Entries provided —
[Begin]
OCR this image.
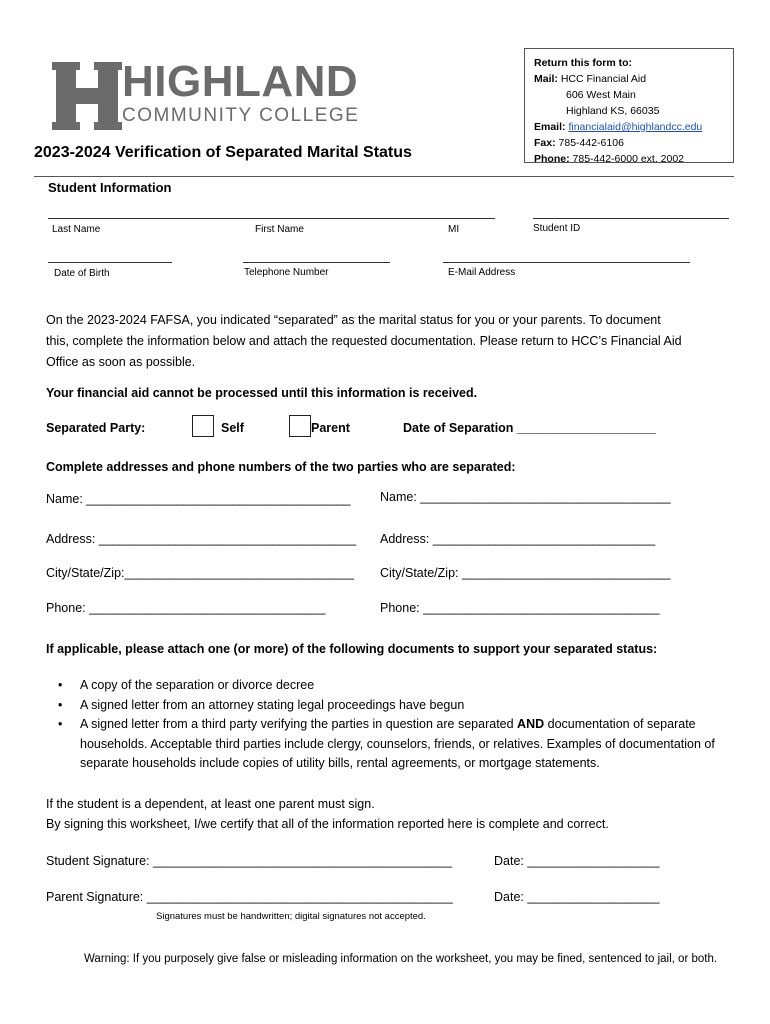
HIGHLAND
COMMUNITY COLLEGE
Return this form to:
Mail: HCC Financial Aid
606 West Main
Highland KS, 66035
Email: financialaid@highlandcc.edu
Fax: 785-442-6106
Phone: 785-442-6000 ext. 2002
2023-2024 Verification of Separated Marital Status
Student Information
Last Name	First Name	MI	Student ID
Date of Birth	Telephone Number	E-Mail Address
On the 2023-2024 FAFSA, you indicated “separated” as the marital status for you or your parents. To document this, complete the information below and attach the requested documentation. Please return to HCC’s Financial Aid Office as soon as possible.
Your financial aid cannot be processed until this information is received.
Separated Party:	Self	Parent	Date of Separation ____________________
Complete addresses and phone numbers of the two parties who are separated:
Name: ______________________________________ Name: ____________________________________
Address: _____________________________________ Address: ________________________________
City/State/Zip:_________________________________ City/State/Zip: ______________________________
Phone: __________________________________	Phone: __________________________________
If applicable, please attach one (or more) of the following documents to support your separated status:
• A copy of the separation or divorce decree
• A signed letter from an attorney stating legal proceedings have begun
• A signed letter from a third party verifying the parties in question are separated AND documentation of separate households. Acceptable third parties include clergy, counselors, friends, or relatives. Examples of documentation of separate households include copies of utility bills, rental agreements, or mortgage statements.
If the student is a dependent, at least one parent must sign.
By signing this worksheet, I/we certify that all of the information reported here is complete and correct.
Student Signature: ___________________________________________	Date: ___________________
Parent Signature: ____________________________________________	Date: ___________________
Signatures must be handwritten; digital signatures not accepted.
Warning: If you purposely give false or misleading information on the worksheet, you may be fined, sentenced to jail, or both.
[End]
What the task requires —
Take every line containing the word "signed" and copy it.

Exercise answer —
• A signed letter from an attorney stating legal proceedings have begun
• A signed letter from a third party verifying the parties in question are separated AND documentation of separate households. Acceptable third parties include clergy, counselors, friends, or relatives. Examples of documentation of separate households include copies of utility bills, rental agreements, or mortgage statements.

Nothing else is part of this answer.